• _AIM_:
Exact repetition of every entry is required.

• _DATASET ROWS_:
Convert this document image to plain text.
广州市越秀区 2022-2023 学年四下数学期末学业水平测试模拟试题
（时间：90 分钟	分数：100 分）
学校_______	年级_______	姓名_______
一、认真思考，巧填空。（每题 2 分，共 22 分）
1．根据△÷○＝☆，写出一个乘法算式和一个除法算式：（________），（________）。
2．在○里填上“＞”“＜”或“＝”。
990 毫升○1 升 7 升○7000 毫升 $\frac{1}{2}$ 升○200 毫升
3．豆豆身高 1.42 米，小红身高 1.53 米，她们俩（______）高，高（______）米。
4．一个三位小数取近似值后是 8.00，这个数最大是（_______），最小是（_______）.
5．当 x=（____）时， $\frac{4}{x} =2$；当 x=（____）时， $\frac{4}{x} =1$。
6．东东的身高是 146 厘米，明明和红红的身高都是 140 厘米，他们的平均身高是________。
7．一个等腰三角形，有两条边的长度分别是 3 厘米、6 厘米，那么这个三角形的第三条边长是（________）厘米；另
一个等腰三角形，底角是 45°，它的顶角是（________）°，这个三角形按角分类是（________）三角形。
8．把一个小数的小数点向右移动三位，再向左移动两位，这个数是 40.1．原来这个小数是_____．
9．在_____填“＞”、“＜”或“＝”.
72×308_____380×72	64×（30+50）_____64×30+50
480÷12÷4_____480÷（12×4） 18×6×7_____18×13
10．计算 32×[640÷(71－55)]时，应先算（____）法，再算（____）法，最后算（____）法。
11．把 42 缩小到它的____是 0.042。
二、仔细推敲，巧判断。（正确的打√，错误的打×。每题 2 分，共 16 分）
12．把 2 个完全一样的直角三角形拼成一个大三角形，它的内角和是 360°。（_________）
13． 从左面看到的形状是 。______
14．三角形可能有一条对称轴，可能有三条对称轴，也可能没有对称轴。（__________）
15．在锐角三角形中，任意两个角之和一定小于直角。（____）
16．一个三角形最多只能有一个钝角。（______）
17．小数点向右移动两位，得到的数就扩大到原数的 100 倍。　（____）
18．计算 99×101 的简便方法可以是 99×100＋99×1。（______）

• _RESPONSE TO THIS TASK_:
Convert this document image to plain text.
广州市越秀区 2022-2023 学年四下数学期末学业水平测试模拟试题
（时间：90 分钟	分数：100 分）
学校_______	年级_______	姓名_______
一、认真思考，巧填空。（每题 2 分，共 22 分）
1．根据△÷○＝☆，写出一个乘法算式和一个除法算式：（________），（________）。
2．在○里填上“＞”“＜”或“＝”。
990 毫升○1 升 7 升○7000 毫升 $\frac{1}{2}$ 升○200 毫升
3．豆豆身高 1.42 米，小红身高 1.53 米，她们俩（______）高，高（______）米。
4．一个三位小数取近似值后是 8.00，这个数最大是（_______），最小是（_______）.
5．当 x=（____）时， $\frac{4}{x} =2$；当 x=（____）时， $\frac{4}{x} =1$。
6．东东的身高是 146 厘米，明明和红红的身高都是 140 厘米，他们的平均身高是________。
7．一个等腰三角形，有两条边的长度分别是 3 厘米、6 厘米，那么这个三角形的第三条边长是（________）厘米；另
一个等腰三角形，底角是 45°，它的顶角是（________）°，这个三角形按角分类是（________）三角形。
8．把一个小数的小数点向右移动三位，再向左移动两位，这个数是 40.1．原来这个小数是_____．
9．在_____填“＞”、“＜”或“＝”.
72×308_____380×72	64×（30+50）_____64×30+50
480÷12÷4_____480÷（12×4） 18×6×7_____18×13
10．计算 32×[640÷(71－55)]时，应先算（____）法，再算（____）法，最后算（____）法。
11．把 42 缩小到它的____是 0.042。
二、仔细推敲，巧判断。（正确的打√，错误的打×。每题 2 分，共 16 分）
12．把 2 个完全一样的直角三角形拼成一个大三角形，它的内角和是 360°。（_________）
13． 从左面看到的形状是 。______
14．三角形可能有一条对称轴，可能有三条对称轴，也可能没有对称轴。（__________）
15．在锐角三角形中，任意两个角之和一定小于直角。（____）
16．一个三角形最多只能有一个钝角。（______）
17．小数点向右移动两位，得到的数就扩大到原数的 100 倍。　（____）
18．计算 99×101 的简便方法可以是 99×100＋99×1。（______）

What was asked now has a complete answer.